◆ **BRIEF**: Your task is to print every entry below exactly as given.

◆ **INFORMATION PROVIDED**:

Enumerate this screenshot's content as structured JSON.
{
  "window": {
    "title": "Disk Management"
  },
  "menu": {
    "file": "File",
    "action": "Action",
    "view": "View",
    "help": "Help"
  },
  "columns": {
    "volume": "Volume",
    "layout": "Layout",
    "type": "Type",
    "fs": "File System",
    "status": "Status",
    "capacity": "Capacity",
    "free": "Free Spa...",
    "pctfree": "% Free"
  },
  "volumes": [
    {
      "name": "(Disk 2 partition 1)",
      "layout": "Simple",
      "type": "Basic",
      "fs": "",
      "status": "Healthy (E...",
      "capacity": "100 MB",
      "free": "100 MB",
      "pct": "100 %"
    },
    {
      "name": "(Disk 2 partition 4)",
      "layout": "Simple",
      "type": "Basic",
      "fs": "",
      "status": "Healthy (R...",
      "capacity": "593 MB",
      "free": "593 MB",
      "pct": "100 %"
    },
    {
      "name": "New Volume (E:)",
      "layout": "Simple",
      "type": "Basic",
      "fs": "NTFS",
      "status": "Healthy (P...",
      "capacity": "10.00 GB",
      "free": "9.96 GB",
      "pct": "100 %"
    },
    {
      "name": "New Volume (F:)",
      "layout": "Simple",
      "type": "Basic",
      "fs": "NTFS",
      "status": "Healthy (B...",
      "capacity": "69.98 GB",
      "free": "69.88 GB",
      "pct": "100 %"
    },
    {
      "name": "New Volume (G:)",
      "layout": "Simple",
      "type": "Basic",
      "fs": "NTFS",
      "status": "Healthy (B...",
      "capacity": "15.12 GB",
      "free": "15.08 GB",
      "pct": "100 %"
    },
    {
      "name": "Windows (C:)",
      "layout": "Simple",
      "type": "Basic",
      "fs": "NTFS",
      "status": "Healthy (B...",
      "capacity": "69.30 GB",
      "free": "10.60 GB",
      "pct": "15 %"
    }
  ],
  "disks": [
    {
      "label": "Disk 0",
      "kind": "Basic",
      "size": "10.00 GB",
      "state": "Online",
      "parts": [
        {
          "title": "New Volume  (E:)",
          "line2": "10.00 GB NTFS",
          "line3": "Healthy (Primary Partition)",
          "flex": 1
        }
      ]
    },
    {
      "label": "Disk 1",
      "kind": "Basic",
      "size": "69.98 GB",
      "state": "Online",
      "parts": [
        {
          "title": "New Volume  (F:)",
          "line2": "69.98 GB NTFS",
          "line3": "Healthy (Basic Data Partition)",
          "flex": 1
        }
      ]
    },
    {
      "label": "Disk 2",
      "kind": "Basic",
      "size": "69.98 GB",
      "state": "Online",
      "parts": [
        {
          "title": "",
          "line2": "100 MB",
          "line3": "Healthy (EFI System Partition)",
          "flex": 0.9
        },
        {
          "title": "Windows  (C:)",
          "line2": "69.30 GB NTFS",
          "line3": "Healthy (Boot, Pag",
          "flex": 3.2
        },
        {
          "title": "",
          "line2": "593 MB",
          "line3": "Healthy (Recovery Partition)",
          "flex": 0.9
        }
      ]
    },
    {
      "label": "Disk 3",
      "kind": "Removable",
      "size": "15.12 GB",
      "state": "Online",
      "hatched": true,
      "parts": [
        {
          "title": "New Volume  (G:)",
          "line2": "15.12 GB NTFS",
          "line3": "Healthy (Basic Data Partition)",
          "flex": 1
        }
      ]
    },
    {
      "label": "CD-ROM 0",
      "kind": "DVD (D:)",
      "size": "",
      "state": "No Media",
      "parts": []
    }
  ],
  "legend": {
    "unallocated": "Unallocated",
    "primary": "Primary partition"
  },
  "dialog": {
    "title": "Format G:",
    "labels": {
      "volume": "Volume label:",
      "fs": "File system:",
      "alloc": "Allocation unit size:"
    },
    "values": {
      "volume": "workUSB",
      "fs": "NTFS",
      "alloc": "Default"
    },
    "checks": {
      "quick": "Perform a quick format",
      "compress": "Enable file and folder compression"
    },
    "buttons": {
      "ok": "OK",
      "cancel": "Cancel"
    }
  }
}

◆ **FULL SOLUTION**:
Enumerate this screenshot's content as structured JSON.
{
  "window": {
    "title": "Disk Management"
  },
  "menu": {
    "file": "File",
    "action": "Action",
    "view": "View",
    "help": "Help"
  },
  "columns": {
    "volume": "Volume",
    "layout": "Layout",
    "type": "Type",
    "fs": "File System",
    "status": "Status",
    "capacity": "Capacity",
    "free": "Free Spa...",
    "pctfree": "% Free"
  },
  "volumes": [
    {
      "name": "(Disk 2 partition 1)",
      "layout": "Simple",
      "type": "Basic",
      "fs": "",
      "status": "Healthy (E...",
      "capacity": "100 MB",
      "free": "100 MB",
      "pct": "100 %"
    },
    {
      "name": "(Disk 2 partition 4)",
      "layout": "Simple",
      "type": "Basic",
      "fs": "",
      "status": "Healthy (R...",
      "capacity": "593 MB",
      "free": "593 MB",
      "pct": "100 %"
    },
    {
      "name": "New Volume (E:)",
      "layout": "Simple",
      "type": "Basic",
      "fs": "NTFS",
      "status": "Healthy (P...",
      "capacity": "10.00 GB",
      "free": "9.96 GB",
      "pct": "100 %"
    },
    {
      "name": "New Volume (F:)",
      "layout": "Simple",
      "type": "Basic",
      "fs": "NTFS",
      "status": "Healthy (B...",
      "capacity": "69.98 GB",
      "free": "69.88 GB",
      "pct": "100 %"
    },
    {
      "name": "New Volume (G:)",
      "layout": "Simple",
      "type": "Basic",
      "fs": "NTFS",
      "status": "Healthy (B...",
      "capacity": "15.12 GB",
      "free": "15.08 GB",
      "pct": "100 %"
    },
    {
      "name": "Windows (C:)",
      "layout": "Simple",
      "type": "Basic",
      "fs": "NTFS",
      "status": "Healthy (B...",
      "capacity": "69.30 GB",
      "free": "10.60 GB",
      "pct": "15 %"
    }
  ],
  "disks": [
    {
      "label": "Disk 0",
      "kind": "Basic",
      "size": "10.00 GB",
      "state": "Online",
      "parts": [
        {
          "title": "New Volume  (E:)",
          "line2": "10.00 GB NTFS",
          "line3": "Healthy (Primary Partition)",
          "flex": 1
        }
      ]
    },
    {
      "label": "Disk 1",
      "kind": "Basic",
      "size": "69.98 GB",
      "state": "Online",
      "parts": [
        {
          "title": "New Volume  (F:)",
          "line2": "69.98 GB NTFS",
          "line3": "Healthy (Basic Data Partition)",
          "flex": 1
        }
      ]
    },
    {
      "label": "Disk 2",
      "kind": "Basic",
      "size": "69.98 GB",
      "state": "Online",
      "parts": [
        {
          "title": "",
          "line2": "100 MB",
          "line3": "Healthy (EFI System Partition)",
          "flex": 0.9
        },
        {
          "title": "Windows  (C:)",
          "line2": "69.30 GB NTFS",
          "line3": "Healthy (Boot, Pag",
          "flex": 3.2
        },
        {
          "title": "",
          "line2": "593 MB",
          "line3": "Healthy (Recovery Partition)",
          "flex": 0.9
        }
      ]
    },
    {
      "label": "Disk 3",
      "kind": "Removable",
      "size": "15.12 GB",
      "state": "Online",
      "hatched": true,
      "parts": [
        {
          "title": "New Volume  (G:)",
          "line2": "15.12 GB NTFS",
          "line3": "Healthy (Basic Data Partition)",
          "flex": 1
        }
      ]
    },
    {
      "label": "CD-ROM 0",
      "kind": "DVD (D:)",
      "size": "",
      "state": "No Media",
      "parts": []
    }
  ],
  "legend": {
    "unallocated": "Unallocated",
    "primary": "Primary partition"
  },
  "dialog": {
    "title": "Format G:",
    "labels": {
      "volume": "Volume label:",
      "fs": "File system:",
      "alloc": "Allocation unit size:"
    },
    "values": {
      "volume": "workUSB",
      "fs": "NTFS",
      "alloc": "Default"
    },
    "checks": {
      "quick": "Perform a quick format",
      "compress": "Enable file and folder compression"
    },
    "buttons": {
      "ok": "OK",
      "cancel": "Cancel"
    }
  }
}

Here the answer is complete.